- **Document passage**

- Directed by: Alessandro Blasetti
- Written by: Cesare Zavattini Alessandro Blasetti Suso Cecchi d'Amico
- Starring: Aldo Fabrizi
- Cinematography: Mario Craveri
- Edited by: Mario Serandrei
- Music by: Alessandro Cicognini
- Release date: 1950;
- Country: Italy
- Language: Italian

= Father's Dilemma =

Father's Dilemma (Prima comunione) is a 1950 Italian comedy film directed by Alessandro Blasetti. It won an award at the Venice Film Festival. In 2008, the film was included on the Italian Ministry of Cultural Heritage’s 100 Italian films to be saved, a list of 100 films that "have changed the collective memory of the country between 1942 and 1978."

==Details==
- The voice of the narrator is Alberto Sordi. When Sordi worked on the film he had just finished dubbing the Atoll K with main characters Laurel and Hardy.

- **Dataset rows**
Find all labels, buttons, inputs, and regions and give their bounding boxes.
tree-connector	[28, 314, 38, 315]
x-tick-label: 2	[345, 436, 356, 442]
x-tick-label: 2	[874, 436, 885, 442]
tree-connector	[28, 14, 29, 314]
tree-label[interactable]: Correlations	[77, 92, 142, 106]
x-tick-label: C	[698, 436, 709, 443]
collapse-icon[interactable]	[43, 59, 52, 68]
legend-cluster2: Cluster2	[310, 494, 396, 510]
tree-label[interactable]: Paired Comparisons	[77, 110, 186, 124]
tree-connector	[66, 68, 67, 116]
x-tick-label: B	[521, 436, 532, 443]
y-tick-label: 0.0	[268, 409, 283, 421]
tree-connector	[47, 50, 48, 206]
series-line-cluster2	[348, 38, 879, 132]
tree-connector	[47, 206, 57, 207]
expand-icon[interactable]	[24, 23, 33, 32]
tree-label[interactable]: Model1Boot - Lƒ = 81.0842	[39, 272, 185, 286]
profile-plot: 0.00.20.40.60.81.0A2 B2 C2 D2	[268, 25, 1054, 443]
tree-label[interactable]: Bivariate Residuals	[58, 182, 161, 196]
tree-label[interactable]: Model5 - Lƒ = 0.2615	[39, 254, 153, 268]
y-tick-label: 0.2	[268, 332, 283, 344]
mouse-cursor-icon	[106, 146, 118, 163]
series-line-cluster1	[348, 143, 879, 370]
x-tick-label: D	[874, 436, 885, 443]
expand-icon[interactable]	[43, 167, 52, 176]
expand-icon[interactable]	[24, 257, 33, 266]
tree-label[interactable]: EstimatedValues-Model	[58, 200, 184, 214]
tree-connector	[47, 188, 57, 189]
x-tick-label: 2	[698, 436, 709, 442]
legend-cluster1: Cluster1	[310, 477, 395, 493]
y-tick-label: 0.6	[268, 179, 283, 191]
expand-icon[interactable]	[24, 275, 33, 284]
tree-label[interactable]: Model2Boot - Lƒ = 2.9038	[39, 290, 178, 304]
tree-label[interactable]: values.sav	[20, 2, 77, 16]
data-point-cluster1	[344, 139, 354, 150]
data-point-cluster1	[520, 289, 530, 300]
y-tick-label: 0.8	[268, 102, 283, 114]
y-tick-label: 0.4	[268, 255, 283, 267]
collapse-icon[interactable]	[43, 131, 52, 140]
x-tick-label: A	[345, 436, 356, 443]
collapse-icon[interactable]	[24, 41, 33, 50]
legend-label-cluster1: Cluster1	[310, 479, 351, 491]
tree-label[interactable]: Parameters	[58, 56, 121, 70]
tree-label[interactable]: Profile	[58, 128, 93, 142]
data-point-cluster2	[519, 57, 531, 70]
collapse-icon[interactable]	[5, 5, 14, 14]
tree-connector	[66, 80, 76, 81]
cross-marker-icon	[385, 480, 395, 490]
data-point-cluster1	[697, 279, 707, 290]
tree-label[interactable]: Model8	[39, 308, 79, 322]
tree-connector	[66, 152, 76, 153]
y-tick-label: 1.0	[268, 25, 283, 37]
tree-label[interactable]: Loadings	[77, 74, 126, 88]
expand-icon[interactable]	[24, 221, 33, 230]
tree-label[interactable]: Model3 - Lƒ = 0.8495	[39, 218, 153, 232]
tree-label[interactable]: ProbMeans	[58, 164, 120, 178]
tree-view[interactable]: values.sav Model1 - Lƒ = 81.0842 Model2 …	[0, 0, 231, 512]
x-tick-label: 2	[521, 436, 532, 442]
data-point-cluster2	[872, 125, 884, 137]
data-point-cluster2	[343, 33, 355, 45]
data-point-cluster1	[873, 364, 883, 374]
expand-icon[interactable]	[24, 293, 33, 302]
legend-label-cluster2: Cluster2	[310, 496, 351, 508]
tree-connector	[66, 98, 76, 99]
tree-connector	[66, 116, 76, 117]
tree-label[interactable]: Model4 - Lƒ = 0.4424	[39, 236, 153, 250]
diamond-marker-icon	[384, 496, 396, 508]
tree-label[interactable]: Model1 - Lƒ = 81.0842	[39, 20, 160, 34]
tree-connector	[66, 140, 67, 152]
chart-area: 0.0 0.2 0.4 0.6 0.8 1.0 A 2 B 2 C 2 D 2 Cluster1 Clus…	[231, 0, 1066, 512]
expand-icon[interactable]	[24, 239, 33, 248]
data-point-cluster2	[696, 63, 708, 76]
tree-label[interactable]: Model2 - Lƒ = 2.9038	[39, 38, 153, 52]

- **The tasks**
[A] According to the Father's Dilemma article, in what year was the film named to the Italian Ministry of Cultural Heritage's list of 100 Italian films to be saved?
[B] Write out the passage of the Father's Dilemma article between "Father's Dilemma (Prima" and "Laurel and Hardy.", inclusive.

- **Solutions**
[A] 2008

[B]
Father's Dilemma (Prima comunione) is a 1950 Italian comedy film directed by Alessandro Blasetti. It won an award at the Venice Film Festival. In 2008, the film was included on the Italian Ministry of Cultural Heritage’s 100 Italian films to be saved, a list of 100 films that "have changed the collective memory of the country between 1942 and 1978."

==Details==
- The voice of the narrator is Alberto Sordi. When Sordi worked on the film he had just finished dubbing the Atoll K with main characters Laurel and Hardy.